* What is asked *
Set down each entry from the block beneath, exactly as written.

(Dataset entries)
###

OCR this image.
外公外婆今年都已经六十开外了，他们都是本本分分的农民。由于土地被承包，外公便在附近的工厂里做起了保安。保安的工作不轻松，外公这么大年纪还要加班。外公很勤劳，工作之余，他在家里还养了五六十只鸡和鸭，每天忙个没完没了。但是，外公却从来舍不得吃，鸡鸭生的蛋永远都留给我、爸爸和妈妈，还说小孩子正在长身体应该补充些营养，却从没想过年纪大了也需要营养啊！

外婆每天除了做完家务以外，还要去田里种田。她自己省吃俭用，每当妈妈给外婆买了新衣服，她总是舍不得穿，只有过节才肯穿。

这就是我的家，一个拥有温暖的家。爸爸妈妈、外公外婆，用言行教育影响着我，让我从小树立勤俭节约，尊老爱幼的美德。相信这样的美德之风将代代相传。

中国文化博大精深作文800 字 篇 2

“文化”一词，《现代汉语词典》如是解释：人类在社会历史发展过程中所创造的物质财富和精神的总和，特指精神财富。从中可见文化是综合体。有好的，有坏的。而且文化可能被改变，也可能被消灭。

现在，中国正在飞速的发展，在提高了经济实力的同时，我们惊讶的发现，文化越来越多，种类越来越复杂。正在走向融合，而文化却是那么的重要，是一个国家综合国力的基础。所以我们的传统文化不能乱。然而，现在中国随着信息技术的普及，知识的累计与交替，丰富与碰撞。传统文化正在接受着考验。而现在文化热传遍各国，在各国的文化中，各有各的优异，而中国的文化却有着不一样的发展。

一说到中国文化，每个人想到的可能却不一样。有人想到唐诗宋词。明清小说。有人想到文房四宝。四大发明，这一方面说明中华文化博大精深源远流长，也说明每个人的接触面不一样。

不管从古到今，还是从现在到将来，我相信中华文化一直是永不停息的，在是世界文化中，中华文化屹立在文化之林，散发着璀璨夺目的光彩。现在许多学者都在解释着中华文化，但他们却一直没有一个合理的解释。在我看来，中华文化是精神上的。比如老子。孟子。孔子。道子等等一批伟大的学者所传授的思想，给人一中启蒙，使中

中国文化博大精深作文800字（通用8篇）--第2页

###

* Answer *
OCR this image.
外公外婆今年都已经六十开外了，他们都是本本分分的农民。由于土地被承包，外公便在附近的工厂里做起了保安。保安的工作不轻松，外公这么大年纪还要加班。外公很勤劳，工作之余，他在家里还养了五六十只鸡和鸭，每天忙个没完没了。但是，外公却从来舍不得吃，鸡鸭生的蛋永远都留给我、爸爸和妈妈，还说小孩子正在长身体应该补充些营养，却从没想过年纪大了也需要营养啊！

外婆每天除了做完家务以外，还要去田里种田。她自己省吃俭用，每当妈妈给外婆买了新衣服，她总是舍不得穿，只有过节才肯穿。

这就是我的家，一个拥有温暖的家。爸爸妈妈、外公外婆，用言行教育影响着我，让我从小树立勤俭节约，尊老爱幼的美德。相信这样的美德之风将代代相传。

中国文化博大精深作文800 字 篇 2

“文化”一词，《现代汉语词典》如是解释：人类在社会历史发展过程中所创造的物质财富和精神的总和，特指精神财富。从中可见文化是综合体。有好的，有坏的。而且文化可能被改变，也可能被消灭。

现在，中国正在飞速的发展，在提高了经济实力的同时，我们惊讶的发现，文化越来越多，种类越来越复杂。正在走向融合，而文化却是那么的重要，是一个国家综合国力的基础。所以我们的传统文化不能乱。然而，现在中国随着信息技术的普及，知识的累计与交替，丰富与碰撞。传统文化正在接受着考验。而现在文化热传遍各国，在各国的文化中，各有各的优异，而中国的文化却有着不一样的发展。

一说到中国文化，每个人想到的可能却不一样。有人想到唐诗宋词。明清小说。有人想到文房四宝。四大发明，这一方面说明中华文化博大精深源远流长，也说明每个人的接触面不一样。

不管从古到今，还是从现在到将来，我相信中华文化一直是永不停息的，在是世界文化中，中华文化屹立在文化之林，散发着璀璨夺目的光彩。现在许多学者都在解释着中华文化，但他们却一直没有一个合理的解释。在我看来，中华文化是精神上的。比如老子。孟子。孔子。道子等等一批伟大的学者所传授的思想，给人一中启蒙，使中

中国文化博大精深作文800字（通用8篇）--第2页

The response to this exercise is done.